— Items from a figure collection —
:::::
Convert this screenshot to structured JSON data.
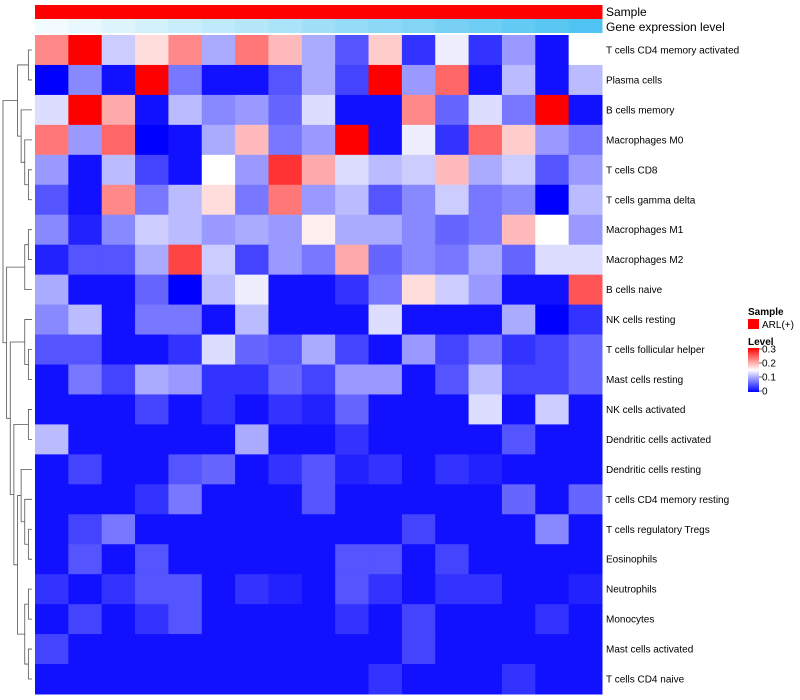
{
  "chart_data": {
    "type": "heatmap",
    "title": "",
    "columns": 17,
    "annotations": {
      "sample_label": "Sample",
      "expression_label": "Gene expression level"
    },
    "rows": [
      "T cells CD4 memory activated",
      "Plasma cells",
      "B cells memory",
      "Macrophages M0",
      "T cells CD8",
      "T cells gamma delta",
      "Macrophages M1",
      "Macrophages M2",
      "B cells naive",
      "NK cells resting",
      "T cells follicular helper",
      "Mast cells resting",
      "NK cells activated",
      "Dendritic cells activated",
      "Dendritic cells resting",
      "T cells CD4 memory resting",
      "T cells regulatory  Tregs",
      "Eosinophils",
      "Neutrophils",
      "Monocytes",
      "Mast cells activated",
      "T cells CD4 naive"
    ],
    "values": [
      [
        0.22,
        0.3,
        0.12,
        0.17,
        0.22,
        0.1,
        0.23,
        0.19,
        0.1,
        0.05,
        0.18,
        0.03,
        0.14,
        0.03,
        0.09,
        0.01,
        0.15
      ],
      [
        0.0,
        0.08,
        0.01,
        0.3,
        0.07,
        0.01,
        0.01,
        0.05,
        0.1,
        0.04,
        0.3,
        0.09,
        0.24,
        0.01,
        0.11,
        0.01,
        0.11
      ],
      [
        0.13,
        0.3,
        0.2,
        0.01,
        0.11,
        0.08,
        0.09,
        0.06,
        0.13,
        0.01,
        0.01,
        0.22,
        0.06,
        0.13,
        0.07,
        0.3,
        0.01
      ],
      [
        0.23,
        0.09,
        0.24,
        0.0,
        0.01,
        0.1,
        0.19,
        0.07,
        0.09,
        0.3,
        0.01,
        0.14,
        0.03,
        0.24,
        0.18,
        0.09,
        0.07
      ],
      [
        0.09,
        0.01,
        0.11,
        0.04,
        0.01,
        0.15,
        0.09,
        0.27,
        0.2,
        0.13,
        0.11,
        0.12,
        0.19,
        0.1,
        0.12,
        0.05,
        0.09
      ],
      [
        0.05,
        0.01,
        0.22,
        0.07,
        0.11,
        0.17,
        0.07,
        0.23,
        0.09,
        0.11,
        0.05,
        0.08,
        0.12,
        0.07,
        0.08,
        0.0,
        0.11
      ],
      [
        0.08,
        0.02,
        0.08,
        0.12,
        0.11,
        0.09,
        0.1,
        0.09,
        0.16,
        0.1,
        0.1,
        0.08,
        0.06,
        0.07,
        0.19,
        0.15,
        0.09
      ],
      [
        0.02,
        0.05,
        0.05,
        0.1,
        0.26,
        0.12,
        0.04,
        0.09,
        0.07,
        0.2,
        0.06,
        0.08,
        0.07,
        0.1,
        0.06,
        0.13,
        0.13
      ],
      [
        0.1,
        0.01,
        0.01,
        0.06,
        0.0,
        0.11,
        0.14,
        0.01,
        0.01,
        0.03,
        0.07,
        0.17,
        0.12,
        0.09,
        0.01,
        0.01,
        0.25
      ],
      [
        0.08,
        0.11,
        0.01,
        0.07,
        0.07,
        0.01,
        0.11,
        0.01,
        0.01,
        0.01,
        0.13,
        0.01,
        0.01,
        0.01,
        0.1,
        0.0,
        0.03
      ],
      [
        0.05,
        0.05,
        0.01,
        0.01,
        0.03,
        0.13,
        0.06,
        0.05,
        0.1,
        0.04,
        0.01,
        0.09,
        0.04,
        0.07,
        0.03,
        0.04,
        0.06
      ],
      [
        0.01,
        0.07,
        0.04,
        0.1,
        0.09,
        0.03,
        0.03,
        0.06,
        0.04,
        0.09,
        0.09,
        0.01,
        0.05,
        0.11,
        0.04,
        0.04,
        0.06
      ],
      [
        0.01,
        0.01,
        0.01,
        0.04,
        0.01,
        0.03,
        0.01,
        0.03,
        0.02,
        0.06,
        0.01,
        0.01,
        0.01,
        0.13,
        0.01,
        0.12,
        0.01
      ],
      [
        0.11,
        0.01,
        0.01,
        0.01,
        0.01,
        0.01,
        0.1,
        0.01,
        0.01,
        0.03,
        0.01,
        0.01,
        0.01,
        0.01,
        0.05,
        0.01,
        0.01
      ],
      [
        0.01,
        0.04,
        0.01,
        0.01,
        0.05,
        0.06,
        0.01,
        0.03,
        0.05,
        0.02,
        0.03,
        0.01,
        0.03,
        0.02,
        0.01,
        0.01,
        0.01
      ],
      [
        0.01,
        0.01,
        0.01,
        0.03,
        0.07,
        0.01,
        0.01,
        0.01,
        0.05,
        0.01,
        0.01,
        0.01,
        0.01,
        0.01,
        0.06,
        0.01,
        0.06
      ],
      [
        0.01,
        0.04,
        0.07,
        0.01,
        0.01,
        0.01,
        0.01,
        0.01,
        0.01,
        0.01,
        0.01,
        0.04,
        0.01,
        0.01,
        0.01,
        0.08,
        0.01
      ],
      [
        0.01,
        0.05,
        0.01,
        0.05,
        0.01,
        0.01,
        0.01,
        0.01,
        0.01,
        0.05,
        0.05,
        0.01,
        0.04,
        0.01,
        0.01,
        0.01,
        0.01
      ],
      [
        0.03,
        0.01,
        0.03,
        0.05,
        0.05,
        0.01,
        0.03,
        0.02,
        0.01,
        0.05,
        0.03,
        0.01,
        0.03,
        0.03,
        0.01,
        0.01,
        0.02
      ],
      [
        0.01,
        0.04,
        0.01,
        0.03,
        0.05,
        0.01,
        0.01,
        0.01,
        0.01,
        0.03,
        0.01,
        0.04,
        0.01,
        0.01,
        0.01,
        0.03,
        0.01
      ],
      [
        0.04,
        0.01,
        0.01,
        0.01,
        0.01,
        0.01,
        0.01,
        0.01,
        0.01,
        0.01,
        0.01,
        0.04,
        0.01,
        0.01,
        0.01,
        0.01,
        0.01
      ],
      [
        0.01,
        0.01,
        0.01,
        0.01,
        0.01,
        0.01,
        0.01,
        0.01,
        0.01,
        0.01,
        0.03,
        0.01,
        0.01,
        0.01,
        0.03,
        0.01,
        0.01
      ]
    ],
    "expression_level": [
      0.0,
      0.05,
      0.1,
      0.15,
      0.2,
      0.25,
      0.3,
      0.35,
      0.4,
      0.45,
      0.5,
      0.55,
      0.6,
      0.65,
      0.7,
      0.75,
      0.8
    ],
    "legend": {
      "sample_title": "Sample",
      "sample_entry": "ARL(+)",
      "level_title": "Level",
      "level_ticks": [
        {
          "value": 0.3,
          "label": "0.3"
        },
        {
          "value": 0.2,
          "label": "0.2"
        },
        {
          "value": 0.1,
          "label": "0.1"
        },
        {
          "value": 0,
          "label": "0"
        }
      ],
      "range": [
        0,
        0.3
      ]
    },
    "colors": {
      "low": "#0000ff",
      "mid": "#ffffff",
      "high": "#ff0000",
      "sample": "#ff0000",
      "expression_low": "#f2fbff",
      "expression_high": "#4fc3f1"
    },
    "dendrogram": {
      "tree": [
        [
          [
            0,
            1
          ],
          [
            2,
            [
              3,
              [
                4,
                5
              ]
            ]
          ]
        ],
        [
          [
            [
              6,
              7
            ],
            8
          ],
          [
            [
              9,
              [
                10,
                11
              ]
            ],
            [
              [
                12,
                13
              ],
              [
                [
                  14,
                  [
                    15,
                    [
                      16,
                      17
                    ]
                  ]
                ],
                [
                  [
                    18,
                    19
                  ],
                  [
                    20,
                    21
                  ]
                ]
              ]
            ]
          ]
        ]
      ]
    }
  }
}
:::::
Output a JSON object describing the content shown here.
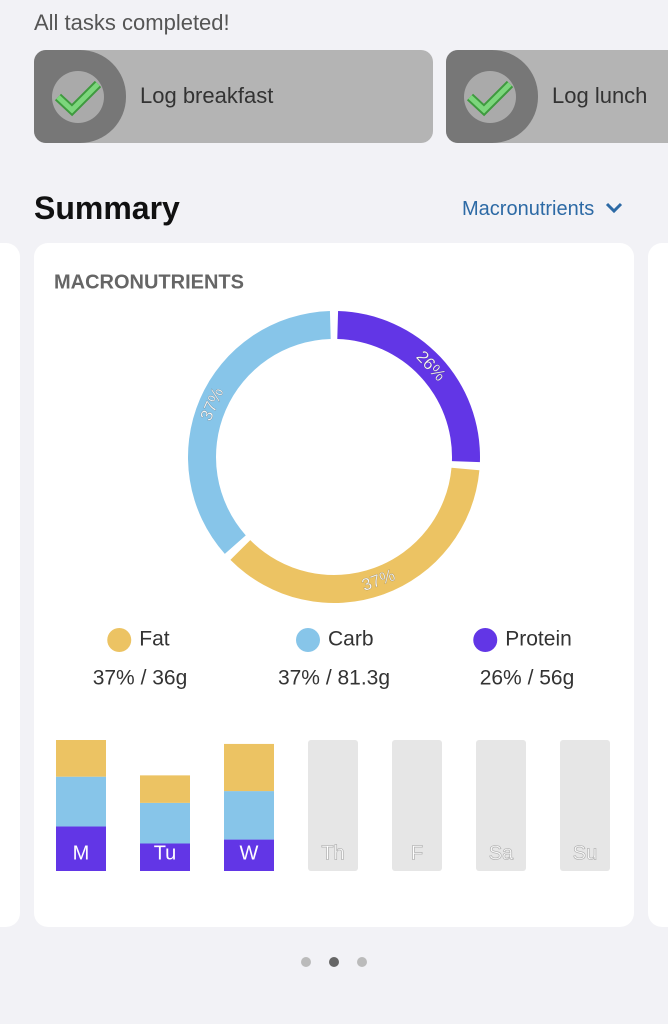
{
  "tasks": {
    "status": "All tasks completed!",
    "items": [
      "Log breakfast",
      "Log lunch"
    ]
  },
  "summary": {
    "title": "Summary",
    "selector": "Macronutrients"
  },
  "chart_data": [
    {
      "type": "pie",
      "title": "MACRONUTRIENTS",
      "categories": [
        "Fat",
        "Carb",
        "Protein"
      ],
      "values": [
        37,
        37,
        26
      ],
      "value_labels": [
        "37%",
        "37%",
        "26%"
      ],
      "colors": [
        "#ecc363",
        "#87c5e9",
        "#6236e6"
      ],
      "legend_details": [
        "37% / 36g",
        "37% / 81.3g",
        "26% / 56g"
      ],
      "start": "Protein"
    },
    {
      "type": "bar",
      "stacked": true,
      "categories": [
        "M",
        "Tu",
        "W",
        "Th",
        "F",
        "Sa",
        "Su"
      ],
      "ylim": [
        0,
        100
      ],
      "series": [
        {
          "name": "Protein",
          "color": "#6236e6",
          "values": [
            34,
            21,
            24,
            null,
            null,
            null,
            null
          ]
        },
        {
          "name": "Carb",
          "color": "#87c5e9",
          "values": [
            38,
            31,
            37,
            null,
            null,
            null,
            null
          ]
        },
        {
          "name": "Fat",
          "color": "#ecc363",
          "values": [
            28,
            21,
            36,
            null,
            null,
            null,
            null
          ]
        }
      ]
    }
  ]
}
:::::
— YOUR ASSIGNMENT —
For each line in the records that holds "resting", show that line as it stands.

— RESPONSE FOR THIS EXERCISE —
      "NK cells resting",
      "Mast cells resting",
      "Dendritic cells resting",
      "T cells CD4 memory resting",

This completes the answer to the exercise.